◆ **Given request**
Set down all of the data exactly as it appears.

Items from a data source
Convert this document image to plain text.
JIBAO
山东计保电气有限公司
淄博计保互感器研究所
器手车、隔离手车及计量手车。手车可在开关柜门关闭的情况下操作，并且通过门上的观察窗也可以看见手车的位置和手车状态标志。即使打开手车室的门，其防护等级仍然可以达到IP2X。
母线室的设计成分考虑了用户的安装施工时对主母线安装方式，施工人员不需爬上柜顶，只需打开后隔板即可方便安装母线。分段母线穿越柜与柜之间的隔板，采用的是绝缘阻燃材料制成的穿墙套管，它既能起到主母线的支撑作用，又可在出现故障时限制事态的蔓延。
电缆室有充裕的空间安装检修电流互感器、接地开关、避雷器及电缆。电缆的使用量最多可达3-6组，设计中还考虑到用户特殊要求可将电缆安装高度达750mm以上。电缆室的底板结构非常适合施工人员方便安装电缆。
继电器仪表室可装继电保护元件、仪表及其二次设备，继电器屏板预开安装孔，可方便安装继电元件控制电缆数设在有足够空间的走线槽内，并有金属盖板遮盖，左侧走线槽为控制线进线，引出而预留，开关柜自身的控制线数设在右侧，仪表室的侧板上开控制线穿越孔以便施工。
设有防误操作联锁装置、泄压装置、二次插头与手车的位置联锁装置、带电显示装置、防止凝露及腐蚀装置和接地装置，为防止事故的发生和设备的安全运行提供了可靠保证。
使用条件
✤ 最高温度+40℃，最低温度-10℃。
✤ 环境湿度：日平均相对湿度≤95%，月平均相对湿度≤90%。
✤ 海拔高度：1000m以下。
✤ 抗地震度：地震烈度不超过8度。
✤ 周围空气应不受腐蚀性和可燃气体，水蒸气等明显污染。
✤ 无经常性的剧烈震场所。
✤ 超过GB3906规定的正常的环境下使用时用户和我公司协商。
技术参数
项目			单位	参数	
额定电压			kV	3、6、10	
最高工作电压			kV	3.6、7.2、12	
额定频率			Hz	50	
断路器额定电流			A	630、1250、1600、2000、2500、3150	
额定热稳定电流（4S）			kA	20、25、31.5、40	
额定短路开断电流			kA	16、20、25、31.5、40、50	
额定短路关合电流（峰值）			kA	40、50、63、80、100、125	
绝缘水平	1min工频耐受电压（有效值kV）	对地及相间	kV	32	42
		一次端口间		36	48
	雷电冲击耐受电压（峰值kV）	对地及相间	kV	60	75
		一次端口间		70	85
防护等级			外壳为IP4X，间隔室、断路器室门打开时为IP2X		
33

◆ **Solution**
Convert this document image to plain text.
JIBAO
山东计保电气有限公司
淄博计保互感器研究所
器手车、隔离手车及计量手车。手车可在开关柜门关闭的情况下操作，并且通过门上的观察窗也可以看见手车的位置和手车状态标志。即使打开手车室的门，其防护等级仍然可以达到IP2X。
母线室的设计成分考虑了用户的安装施工时对主母线安装方式，施工人员不需爬上柜顶，只需打开后隔板即可方便安装母线。分段母线穿越柜与柜之间的隔板，采用的是绝缘阻燃材料制成的穿墙套管，它既能起到主母线的支撑作用，又可在出现故障时限制事态的蔓延。
电缆室有充裕的空间安装检修电流互感器、接地开关、避雷器及电缆。电缆的使用量最多可达3-6组，设计中还考虑到用户特殊要求可将电缆安装高度达750mm以上。电缆室的底板结构非常适合施工人员方便安装电缆。
继电器仪表室可装继电保护元件、仪表及其二次设备，继电器屏板预开安装孔，可方便安装继电元件控制电缆数设在有足够空间的走线槽内，并有金属盖板遮盖，左侧走线槽为控制线进线，引出而预留，开关柜自身的控制线数设在右侧，仪表室的侧板上开控制线穿越孔以便施工。
设有防误操作联锁装置、泄压装置、二次插头与手车的位置联锁装置、带电显示装置、防止凝露及腐蚀装置和接地装置，为防止事故的发生和设备的安全运行提供了可靠保证。
使用条件
✤ 最高温度+40℃，最低温度-10℃。
✤ 环境湿度：日平均相对湿度≤95%，月平均相对湿度≤90%。
✤ 海拔高度：1000m以下。
✤ 抗地震度：地震烈度不超过8度。
✤ 周围空气应不受腐蚀性和可燃气体，水蒸气等明显污染。
✤ 无经常性的剧烈震场所。
✤ 超过GB3906规定的正常的环境下使用时用户和我公司协商。
技术参数
项目			单位	参数	
额定电压			kV	3、6、10	
最高工作电压			kV	3.6、7.2、12	
额定频率			Hz	50	
断路器额定电流			A	630、1250、1600、2000、2500、3150	
额定热稳定电流（4S）			kA	20、25、31.5、40	
额定短路开断电流			kA	16、20、25、31.5、40、50	
额定短路关合电流（峰值）			kA	40、50、63、80、100、125	
绝缘水平	1min工频耐受电压（有效值kV）	对地及相间	kV	32	42
		一次端口间		36	48
	雷电冲击耐受电压（峰值kV）	对地及相间	kV	60	75
		一次端口间		70	85
防护等级			外壳为IP4X，间隔室、断路器室门打开时为IP2X		
33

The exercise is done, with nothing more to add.